- [Source records]:

************

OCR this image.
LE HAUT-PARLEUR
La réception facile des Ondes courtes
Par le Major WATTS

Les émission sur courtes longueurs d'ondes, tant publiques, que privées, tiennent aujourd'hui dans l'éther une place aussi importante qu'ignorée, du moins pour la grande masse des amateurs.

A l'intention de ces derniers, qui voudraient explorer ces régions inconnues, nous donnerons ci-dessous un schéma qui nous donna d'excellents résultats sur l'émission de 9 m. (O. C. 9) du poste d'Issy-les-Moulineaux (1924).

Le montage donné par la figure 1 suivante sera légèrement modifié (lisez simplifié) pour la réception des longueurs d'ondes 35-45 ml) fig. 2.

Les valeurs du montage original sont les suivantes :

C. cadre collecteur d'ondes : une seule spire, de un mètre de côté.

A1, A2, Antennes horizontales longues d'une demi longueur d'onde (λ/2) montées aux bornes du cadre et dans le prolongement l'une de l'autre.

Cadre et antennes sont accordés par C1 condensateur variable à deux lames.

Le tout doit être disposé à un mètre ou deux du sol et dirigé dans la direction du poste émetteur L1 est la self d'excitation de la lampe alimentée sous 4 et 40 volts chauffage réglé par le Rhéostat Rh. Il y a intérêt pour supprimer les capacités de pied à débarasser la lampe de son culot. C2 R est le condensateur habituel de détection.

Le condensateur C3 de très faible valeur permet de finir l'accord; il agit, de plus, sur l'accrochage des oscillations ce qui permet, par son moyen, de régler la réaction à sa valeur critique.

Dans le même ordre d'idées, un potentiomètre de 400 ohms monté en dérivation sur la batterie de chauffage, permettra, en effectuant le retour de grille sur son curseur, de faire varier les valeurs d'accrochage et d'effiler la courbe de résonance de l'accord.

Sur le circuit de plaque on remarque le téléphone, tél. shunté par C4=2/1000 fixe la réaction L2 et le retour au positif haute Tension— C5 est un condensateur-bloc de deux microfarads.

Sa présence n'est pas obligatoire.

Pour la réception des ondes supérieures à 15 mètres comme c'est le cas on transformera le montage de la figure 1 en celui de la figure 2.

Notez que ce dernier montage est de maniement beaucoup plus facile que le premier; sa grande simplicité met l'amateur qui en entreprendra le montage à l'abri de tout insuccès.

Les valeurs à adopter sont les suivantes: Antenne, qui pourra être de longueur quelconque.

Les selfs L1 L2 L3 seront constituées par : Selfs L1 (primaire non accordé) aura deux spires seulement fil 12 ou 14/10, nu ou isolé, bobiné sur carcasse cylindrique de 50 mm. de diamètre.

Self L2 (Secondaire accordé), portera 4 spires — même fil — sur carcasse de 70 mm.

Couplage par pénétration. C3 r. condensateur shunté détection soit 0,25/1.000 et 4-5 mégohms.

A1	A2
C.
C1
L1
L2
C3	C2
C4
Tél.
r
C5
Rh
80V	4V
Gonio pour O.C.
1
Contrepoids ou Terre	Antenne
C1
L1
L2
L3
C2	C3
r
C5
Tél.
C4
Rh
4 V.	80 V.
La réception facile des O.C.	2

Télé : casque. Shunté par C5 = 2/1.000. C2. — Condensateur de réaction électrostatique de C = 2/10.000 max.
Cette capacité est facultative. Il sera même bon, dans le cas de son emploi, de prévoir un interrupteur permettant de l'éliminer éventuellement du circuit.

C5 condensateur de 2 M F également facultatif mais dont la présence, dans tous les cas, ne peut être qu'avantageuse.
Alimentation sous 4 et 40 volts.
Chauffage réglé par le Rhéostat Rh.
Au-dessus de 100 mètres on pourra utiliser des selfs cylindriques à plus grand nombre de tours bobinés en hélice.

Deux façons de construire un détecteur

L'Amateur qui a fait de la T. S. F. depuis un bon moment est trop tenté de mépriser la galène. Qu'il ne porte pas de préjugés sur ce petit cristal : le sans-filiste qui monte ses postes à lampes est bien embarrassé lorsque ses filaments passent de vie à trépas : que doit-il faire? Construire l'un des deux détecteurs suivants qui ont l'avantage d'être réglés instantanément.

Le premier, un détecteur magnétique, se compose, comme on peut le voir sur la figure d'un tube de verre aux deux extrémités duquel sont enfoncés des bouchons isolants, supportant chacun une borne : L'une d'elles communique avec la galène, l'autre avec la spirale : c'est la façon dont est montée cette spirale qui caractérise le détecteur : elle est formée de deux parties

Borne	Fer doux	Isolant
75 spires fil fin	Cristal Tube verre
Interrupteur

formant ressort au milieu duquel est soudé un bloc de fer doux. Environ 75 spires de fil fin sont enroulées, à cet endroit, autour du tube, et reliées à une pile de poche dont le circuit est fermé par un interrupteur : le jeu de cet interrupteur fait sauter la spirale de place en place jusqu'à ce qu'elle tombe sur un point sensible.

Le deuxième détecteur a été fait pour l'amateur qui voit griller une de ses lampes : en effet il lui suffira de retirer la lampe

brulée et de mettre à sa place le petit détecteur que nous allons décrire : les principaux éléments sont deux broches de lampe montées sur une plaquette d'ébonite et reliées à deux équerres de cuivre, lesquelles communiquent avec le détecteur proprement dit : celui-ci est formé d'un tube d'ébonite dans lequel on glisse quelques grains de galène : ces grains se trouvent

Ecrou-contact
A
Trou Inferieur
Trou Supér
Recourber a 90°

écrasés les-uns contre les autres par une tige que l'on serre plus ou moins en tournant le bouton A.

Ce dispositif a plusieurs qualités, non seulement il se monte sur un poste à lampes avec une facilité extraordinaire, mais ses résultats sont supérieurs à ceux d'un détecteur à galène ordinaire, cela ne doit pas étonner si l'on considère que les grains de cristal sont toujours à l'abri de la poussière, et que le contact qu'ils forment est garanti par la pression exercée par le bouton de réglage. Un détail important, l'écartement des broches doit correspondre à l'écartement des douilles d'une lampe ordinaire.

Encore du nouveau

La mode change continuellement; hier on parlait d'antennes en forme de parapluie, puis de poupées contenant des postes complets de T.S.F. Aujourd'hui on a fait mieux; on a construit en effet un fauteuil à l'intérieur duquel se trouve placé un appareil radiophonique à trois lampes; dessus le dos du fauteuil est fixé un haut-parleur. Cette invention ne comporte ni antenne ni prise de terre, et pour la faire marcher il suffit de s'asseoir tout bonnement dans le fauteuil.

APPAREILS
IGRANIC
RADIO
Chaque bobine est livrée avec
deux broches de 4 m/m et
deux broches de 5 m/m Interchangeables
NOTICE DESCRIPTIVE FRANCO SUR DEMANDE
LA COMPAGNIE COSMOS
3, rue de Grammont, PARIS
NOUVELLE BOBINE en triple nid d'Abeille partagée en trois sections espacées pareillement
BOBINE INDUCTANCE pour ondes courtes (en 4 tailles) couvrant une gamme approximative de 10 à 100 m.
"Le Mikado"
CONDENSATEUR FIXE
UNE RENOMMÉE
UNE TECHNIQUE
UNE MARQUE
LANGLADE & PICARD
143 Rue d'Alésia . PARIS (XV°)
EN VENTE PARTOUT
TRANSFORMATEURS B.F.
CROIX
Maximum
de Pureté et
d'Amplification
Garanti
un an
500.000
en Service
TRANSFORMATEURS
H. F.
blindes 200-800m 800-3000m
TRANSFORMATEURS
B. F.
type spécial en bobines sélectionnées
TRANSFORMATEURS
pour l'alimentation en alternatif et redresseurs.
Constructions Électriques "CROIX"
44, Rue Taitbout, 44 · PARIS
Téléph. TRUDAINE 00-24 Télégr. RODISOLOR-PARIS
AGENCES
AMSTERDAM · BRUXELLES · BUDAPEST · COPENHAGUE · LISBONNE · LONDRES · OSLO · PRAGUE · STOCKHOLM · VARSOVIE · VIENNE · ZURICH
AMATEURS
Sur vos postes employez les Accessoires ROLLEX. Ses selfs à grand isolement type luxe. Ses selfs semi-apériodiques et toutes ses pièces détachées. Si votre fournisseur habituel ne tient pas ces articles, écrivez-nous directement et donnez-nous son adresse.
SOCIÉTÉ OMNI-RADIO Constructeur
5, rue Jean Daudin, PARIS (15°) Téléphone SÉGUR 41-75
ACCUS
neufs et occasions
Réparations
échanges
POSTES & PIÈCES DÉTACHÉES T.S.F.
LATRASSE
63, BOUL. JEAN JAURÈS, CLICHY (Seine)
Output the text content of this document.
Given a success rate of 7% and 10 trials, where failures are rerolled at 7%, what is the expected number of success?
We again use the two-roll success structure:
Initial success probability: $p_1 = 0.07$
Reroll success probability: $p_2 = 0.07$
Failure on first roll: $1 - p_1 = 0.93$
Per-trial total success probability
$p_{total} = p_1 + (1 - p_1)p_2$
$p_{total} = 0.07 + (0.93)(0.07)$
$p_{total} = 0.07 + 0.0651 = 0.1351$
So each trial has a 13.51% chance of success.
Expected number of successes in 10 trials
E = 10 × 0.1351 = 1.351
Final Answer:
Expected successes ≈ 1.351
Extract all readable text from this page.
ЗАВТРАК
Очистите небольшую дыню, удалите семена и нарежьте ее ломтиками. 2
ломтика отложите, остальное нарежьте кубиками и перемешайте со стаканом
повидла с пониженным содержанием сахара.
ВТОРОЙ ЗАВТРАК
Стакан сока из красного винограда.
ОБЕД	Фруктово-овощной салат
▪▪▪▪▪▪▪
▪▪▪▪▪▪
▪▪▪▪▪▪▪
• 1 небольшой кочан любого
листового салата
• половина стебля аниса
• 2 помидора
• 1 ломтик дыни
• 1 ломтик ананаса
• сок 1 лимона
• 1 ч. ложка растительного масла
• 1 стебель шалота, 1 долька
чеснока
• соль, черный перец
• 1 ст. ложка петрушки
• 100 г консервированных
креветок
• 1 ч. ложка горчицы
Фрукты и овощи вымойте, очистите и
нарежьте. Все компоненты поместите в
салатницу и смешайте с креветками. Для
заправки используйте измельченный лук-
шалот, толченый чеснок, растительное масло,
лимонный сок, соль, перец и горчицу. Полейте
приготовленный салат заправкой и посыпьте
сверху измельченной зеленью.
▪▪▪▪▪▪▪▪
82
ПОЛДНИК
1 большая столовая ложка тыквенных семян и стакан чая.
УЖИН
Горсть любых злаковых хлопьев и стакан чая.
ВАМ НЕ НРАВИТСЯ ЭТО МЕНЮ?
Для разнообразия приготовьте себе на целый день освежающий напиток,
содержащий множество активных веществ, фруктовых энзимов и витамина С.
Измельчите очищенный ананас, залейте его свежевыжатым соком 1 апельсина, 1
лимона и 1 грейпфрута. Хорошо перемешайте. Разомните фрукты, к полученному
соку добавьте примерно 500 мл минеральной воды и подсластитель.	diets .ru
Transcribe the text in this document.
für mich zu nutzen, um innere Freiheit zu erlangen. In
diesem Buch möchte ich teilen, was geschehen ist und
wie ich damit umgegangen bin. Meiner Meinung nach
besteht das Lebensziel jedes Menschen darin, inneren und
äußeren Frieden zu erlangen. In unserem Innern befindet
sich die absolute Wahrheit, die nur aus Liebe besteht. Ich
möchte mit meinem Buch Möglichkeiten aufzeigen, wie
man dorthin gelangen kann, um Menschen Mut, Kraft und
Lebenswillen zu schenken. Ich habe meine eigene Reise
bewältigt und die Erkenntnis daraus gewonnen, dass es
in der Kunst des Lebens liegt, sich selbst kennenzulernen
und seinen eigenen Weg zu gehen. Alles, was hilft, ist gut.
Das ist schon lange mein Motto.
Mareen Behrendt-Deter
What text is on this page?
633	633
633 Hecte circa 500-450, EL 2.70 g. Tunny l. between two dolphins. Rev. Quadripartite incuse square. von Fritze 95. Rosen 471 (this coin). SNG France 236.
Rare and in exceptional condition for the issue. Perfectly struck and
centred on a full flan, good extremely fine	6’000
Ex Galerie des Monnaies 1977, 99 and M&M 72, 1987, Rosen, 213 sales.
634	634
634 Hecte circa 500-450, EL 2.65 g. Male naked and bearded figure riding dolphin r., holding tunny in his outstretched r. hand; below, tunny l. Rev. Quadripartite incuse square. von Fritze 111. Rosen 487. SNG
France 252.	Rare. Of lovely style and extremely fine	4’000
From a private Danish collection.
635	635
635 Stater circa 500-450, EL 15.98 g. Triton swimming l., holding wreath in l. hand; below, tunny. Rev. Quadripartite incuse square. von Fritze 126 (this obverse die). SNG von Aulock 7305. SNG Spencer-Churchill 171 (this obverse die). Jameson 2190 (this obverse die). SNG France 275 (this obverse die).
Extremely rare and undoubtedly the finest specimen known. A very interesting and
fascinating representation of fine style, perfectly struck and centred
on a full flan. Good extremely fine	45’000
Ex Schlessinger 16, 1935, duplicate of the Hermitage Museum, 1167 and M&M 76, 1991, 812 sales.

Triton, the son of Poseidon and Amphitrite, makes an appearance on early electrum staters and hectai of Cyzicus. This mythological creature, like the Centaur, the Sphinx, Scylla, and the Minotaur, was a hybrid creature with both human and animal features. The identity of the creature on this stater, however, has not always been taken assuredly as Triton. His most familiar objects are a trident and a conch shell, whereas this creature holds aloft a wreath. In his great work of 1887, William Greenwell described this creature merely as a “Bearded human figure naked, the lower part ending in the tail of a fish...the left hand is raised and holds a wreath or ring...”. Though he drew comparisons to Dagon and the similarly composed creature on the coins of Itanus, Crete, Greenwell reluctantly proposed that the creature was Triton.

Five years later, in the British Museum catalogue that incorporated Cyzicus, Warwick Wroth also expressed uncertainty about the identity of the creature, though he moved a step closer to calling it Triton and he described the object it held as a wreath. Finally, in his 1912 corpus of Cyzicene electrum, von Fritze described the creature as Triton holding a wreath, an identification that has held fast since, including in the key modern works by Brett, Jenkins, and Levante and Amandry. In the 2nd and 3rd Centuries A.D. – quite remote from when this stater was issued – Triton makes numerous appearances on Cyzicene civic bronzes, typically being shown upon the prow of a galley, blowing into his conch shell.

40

************

For the data above, state how many lines contain "pourra"; the number is the whole answer.

- [Completed task]: 2